> **GIVEN INSTRUCTION**
Reproduce the Hungry Ghost Festival article word for word, everything from "How (and where)" down to "entertain the ghosts.".

> **EXCERPT**
** BEGIN **
Everything you need to know about Hungry Ghost Festival in Singapore

Hungry Ghost Festival Singapore Honeykids Asia
Ready your flashlights and huddle up: we’ve got a ghostly tale to tell along with all the need-to-knows of the Hungry Ghost Festival in Singapore!

Zhong Yuan Jie (中元节) or Hungry Ghost Festival is a yearly celebration that happens during the seventh lunar month. This year, it’s happening from 1–29 August, with Ghost Day falling on 15 August. During this period, spirits emerge from the gates of hell in search of food, entertainment and a breath of fresh air (much like a mum after confinement). During the month, Chinese families worship their ancestors and present offerings to appease the hungry ghosts. It’s sort of like Halloween but it lasts for a whole month, there’s no dressing up and all of the treats are for the dead. Keen to see some of these ghosts for yourself? Pop down to Haw Par Villa to see just what sort of horrors await if you don’t respect your parents, kiddos.

Origins of Hungry Ghost Festival

There are many versions of the tale, but the story of Mu Lian is one of our favourites. This Buddhist tale tells of a monk named Mu Lian who attained enlightenment and went to visit his dead mother to repay her for her earthly kindness to him while he was growing up. We’ll leave out the grisly parts about what state she was in down in the fiery furnaces of hell,  but needless to say, she was not only in torment, but starving too. When Mu Lian tried to feed her, the food turned into ash as soon as it touched her lips by way as punishment for committing sins while she was alive. Mu Lian, in despair, turned to the Buddha for help and was taught how to make offerings of prayers and food in a way that his mother and all the other hungry ghosts could be finally be satisfied.

How (and where) it’s celebrated

Hungry Ghost Festival is celebrated in Malaysia, Hong Kong and Taiwan, as well as Singapore. Traditions vary according to region but, in Singapore, the Chinese often offer food, incense, candles and paper offerings to the dead. They also hold performances to entertain the ghosts.
** END **
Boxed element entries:
** BEGIN **
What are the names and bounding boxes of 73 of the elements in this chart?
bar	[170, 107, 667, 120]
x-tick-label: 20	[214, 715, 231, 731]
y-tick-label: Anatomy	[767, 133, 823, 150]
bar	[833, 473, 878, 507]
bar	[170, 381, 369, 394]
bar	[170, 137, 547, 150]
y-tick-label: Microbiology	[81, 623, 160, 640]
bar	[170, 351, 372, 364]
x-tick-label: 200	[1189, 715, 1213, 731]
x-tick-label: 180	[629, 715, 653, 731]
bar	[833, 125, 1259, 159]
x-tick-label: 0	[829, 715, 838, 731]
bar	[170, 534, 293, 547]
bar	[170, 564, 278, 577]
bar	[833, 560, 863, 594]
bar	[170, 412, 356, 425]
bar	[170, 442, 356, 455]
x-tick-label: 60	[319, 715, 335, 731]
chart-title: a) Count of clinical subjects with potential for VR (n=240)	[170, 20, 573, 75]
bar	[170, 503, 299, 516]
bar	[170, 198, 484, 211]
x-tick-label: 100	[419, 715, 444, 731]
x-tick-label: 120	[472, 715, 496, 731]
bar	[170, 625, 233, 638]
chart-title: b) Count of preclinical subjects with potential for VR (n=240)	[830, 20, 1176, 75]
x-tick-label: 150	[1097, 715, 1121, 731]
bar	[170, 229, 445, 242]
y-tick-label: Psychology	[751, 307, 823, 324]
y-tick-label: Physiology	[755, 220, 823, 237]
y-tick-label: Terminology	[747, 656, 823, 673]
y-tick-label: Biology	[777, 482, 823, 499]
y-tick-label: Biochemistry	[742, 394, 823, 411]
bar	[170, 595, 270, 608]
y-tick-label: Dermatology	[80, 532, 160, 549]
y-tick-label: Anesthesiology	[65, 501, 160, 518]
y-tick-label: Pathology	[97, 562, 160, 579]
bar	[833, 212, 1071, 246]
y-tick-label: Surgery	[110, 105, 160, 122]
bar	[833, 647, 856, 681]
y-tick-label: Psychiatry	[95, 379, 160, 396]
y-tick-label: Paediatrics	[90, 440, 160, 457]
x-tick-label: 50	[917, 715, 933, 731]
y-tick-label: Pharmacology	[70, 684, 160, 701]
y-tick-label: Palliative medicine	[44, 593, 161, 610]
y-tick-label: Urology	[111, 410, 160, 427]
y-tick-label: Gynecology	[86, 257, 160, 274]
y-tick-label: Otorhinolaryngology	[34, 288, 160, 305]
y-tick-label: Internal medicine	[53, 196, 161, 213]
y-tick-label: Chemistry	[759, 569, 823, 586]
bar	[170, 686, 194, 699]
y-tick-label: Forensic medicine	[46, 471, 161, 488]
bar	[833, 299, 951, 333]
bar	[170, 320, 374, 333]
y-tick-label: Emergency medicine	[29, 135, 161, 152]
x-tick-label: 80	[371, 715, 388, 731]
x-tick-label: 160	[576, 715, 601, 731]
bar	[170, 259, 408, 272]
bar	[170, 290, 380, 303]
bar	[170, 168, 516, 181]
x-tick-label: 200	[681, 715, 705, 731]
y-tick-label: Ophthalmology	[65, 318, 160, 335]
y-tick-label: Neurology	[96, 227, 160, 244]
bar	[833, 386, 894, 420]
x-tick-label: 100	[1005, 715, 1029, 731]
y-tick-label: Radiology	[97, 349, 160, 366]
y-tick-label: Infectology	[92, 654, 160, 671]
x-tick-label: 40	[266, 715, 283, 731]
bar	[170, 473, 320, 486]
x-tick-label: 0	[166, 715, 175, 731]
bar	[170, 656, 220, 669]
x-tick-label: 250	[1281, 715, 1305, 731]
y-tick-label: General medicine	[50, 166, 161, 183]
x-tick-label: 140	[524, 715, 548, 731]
** END **
> **TASK OUTPUT**
How (and where) it’s celebrated

Hungry Ghost Festival is celebrated in Malaysia, Hong Kong and Taiwan, as well as Singapore. Traditions vary according to region but, in Singapore, the Chinese often offer food, incense, candles and paper offerings to the dead. They also hold performances to entertain the ghosts.